━━━ Material for the task ━━━
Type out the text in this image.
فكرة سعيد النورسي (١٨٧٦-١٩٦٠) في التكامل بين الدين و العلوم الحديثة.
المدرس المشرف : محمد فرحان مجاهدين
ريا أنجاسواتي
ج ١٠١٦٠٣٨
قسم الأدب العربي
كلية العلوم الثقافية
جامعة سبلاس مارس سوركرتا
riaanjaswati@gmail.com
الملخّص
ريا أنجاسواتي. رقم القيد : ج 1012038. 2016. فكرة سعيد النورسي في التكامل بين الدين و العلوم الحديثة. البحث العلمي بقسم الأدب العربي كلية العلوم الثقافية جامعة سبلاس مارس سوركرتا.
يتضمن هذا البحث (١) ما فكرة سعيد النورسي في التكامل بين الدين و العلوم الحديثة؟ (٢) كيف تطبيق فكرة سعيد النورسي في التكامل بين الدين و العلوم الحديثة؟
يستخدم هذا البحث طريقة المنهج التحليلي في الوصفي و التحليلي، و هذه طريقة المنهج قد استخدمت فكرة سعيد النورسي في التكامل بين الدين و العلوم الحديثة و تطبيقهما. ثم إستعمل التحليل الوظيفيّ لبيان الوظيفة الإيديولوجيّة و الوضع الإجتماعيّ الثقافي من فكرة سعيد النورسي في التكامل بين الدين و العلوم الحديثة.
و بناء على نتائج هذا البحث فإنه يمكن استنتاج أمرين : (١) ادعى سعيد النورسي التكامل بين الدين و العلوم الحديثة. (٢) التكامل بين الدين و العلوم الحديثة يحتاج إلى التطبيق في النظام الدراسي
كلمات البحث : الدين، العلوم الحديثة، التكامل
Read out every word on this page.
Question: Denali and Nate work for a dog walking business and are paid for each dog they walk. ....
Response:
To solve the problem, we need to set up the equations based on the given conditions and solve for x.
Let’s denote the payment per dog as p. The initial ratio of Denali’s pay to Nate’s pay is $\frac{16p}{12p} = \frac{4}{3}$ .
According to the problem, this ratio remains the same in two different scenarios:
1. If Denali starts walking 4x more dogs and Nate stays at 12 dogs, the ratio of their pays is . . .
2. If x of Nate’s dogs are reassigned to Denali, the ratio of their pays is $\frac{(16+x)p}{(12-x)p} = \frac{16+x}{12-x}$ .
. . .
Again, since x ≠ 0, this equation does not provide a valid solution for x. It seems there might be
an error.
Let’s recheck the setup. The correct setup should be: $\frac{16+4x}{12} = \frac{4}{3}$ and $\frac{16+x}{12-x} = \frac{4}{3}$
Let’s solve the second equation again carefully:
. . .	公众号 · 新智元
━━━
━━━ Material for the task ━━━
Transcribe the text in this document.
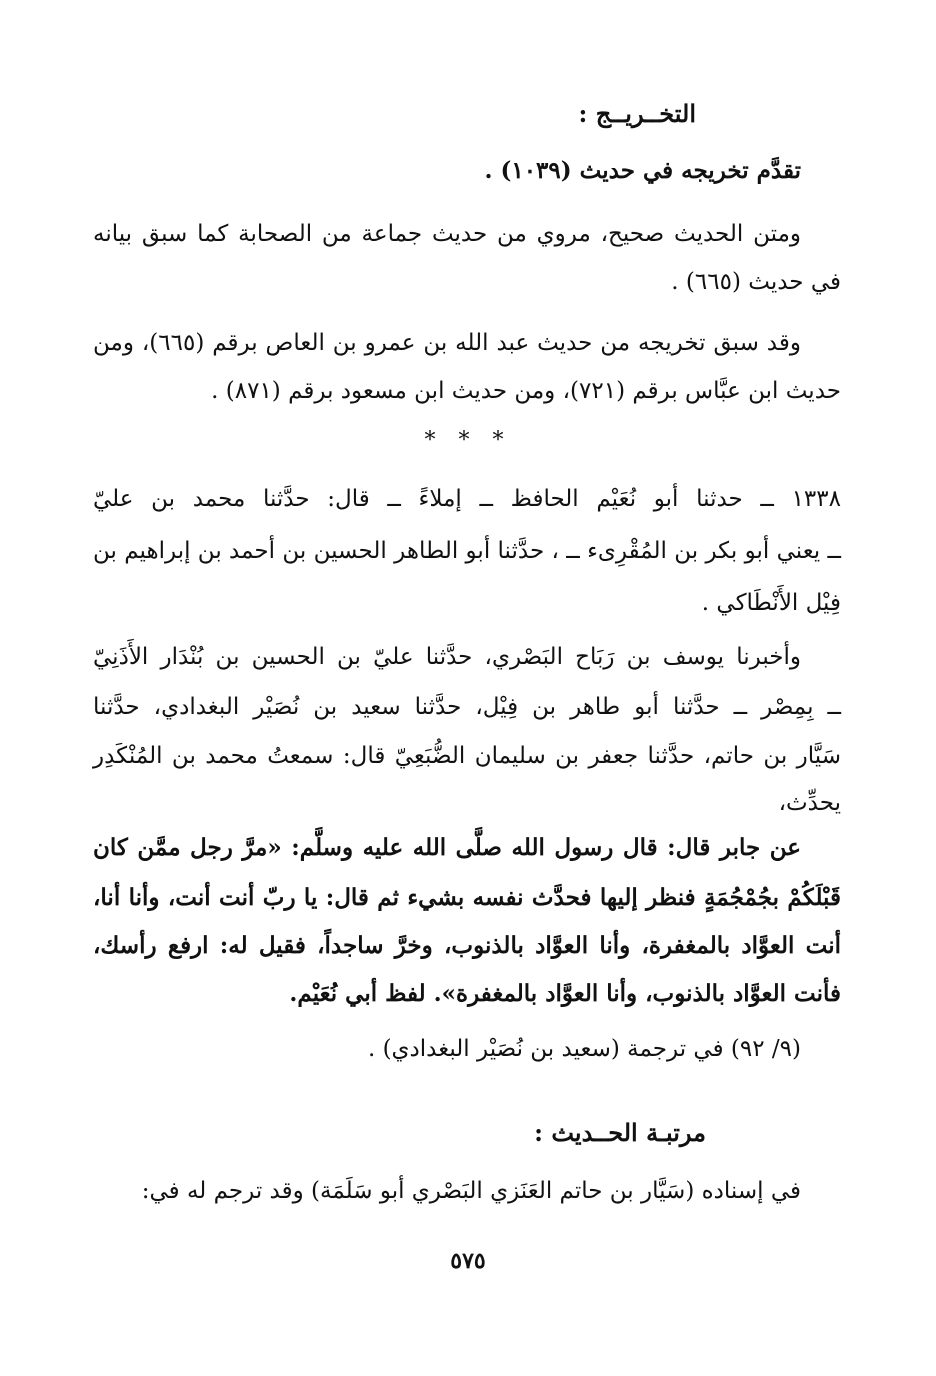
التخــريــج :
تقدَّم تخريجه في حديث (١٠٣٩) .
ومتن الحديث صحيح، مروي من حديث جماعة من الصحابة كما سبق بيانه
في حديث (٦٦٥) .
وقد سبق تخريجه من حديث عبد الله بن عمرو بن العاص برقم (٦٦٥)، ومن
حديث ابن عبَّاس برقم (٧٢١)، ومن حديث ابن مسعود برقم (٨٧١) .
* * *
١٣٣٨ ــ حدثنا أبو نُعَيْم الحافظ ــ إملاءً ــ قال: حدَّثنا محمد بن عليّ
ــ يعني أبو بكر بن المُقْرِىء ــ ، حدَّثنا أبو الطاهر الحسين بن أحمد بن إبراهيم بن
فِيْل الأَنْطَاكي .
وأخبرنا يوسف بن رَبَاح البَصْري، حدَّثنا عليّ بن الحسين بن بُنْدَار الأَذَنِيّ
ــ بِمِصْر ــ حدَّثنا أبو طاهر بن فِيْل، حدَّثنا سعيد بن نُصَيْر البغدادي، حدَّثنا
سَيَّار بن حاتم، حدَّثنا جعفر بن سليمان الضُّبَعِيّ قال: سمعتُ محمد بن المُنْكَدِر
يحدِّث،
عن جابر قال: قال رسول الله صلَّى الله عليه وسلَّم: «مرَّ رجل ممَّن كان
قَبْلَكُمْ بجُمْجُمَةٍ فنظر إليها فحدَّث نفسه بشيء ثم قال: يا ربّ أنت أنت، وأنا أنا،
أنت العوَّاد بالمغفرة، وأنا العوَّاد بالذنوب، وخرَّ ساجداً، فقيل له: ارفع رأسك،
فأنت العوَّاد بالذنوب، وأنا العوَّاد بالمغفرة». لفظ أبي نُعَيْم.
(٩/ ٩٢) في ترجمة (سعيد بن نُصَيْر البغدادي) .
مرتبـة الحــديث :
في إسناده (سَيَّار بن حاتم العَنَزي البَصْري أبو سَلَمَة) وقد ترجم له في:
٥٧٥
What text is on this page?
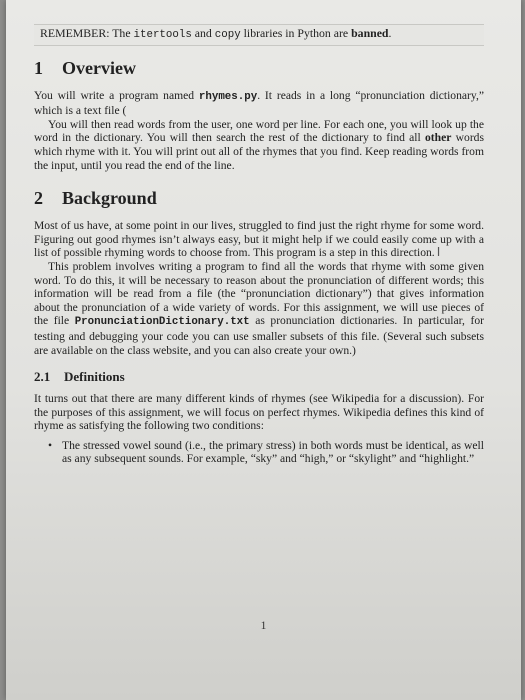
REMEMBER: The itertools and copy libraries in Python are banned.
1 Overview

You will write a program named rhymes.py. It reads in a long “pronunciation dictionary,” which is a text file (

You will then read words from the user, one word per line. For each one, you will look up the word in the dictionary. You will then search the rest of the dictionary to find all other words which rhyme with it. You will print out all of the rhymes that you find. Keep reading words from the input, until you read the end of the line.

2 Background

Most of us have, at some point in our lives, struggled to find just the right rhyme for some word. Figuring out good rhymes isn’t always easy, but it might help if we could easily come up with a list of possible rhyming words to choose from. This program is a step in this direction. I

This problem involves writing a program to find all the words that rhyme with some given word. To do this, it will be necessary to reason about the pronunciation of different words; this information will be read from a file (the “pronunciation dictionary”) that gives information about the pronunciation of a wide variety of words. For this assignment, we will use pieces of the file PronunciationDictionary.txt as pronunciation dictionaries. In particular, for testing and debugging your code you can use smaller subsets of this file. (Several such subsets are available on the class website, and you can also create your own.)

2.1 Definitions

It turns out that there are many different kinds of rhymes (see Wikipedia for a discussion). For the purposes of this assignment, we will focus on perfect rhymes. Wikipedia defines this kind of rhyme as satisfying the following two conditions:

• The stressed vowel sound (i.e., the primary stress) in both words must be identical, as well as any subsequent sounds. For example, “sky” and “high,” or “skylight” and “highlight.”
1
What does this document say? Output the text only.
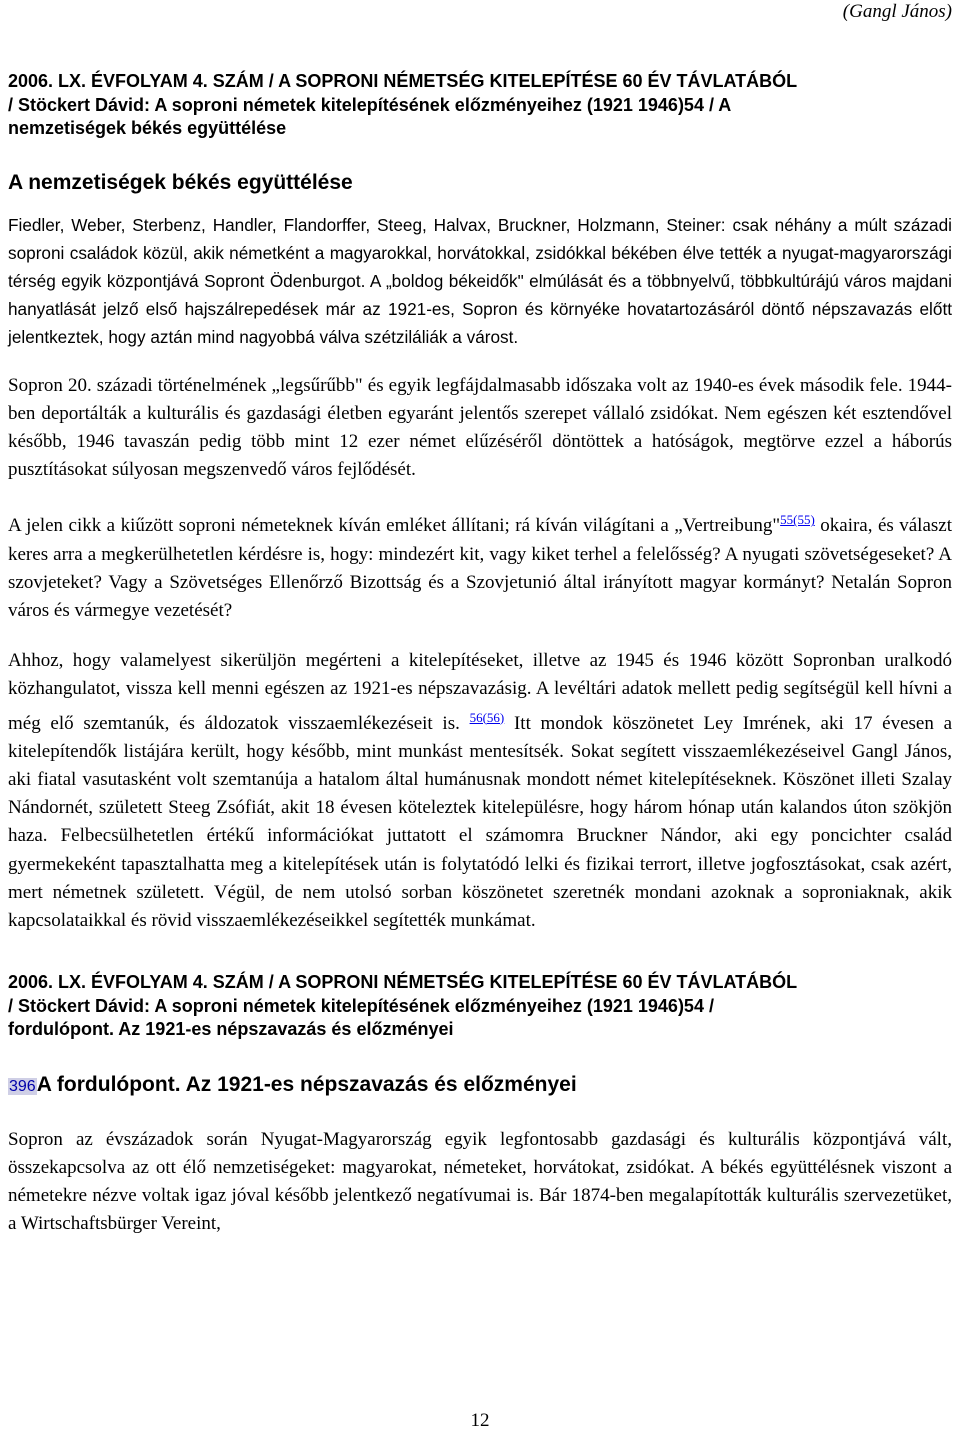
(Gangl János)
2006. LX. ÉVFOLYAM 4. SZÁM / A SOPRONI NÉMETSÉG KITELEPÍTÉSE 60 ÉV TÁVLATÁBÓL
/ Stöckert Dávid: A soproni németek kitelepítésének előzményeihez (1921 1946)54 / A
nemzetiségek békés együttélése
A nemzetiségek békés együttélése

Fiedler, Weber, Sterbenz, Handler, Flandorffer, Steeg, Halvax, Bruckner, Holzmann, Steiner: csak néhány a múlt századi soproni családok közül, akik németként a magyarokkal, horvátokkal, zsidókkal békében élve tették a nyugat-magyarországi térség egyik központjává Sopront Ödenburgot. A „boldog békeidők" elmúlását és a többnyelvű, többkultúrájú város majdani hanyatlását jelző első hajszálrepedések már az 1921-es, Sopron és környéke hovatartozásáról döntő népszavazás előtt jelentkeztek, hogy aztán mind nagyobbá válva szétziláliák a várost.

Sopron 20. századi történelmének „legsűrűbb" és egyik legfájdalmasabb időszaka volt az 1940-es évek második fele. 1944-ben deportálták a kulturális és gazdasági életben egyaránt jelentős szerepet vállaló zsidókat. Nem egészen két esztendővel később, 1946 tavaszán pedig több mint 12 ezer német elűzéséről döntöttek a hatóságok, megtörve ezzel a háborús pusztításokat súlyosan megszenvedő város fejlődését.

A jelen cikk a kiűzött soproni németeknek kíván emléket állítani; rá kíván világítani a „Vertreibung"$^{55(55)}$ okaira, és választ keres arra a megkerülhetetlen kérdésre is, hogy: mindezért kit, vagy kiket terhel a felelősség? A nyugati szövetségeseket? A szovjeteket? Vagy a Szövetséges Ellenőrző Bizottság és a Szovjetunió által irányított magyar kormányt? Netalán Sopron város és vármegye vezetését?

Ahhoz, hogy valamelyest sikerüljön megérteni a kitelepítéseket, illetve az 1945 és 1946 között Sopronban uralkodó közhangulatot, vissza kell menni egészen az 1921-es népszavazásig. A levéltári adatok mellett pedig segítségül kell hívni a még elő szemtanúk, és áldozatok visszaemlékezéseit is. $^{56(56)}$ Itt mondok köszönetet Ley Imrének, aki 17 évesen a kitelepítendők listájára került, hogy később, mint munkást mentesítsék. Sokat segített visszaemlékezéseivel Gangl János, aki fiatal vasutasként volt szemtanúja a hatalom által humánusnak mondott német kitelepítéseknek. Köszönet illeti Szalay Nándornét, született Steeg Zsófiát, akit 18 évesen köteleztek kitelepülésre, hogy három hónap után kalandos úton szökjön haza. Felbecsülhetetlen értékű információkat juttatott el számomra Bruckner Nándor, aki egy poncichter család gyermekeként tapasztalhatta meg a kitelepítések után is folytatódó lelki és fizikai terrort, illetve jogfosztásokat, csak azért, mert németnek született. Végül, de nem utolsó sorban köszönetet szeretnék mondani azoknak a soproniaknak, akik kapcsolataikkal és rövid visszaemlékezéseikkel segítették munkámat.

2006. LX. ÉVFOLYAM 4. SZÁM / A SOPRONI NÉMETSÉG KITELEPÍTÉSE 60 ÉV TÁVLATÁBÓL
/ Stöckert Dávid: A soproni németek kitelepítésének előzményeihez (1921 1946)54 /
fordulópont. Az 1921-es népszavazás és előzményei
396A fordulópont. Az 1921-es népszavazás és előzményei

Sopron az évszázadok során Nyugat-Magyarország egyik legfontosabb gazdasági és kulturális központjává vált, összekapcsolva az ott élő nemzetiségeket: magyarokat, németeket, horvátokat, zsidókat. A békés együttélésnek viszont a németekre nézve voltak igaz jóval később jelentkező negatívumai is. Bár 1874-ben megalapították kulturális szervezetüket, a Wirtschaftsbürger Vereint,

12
━━━
--- Task objective ---
Find every line in the records above that holds the word "pays", and copy each one.

--- Final result ---
1. If Denali starts walking 4x more dogs and Nate stays at 12 dogs, the ratio of their pays is . . .
2. If x of Nate’s dogs are reassigned to Denali, the ratio of their pays is $\frac{(16+x)p}{(12-x)p} = \frac{16+x}{12-x}$ .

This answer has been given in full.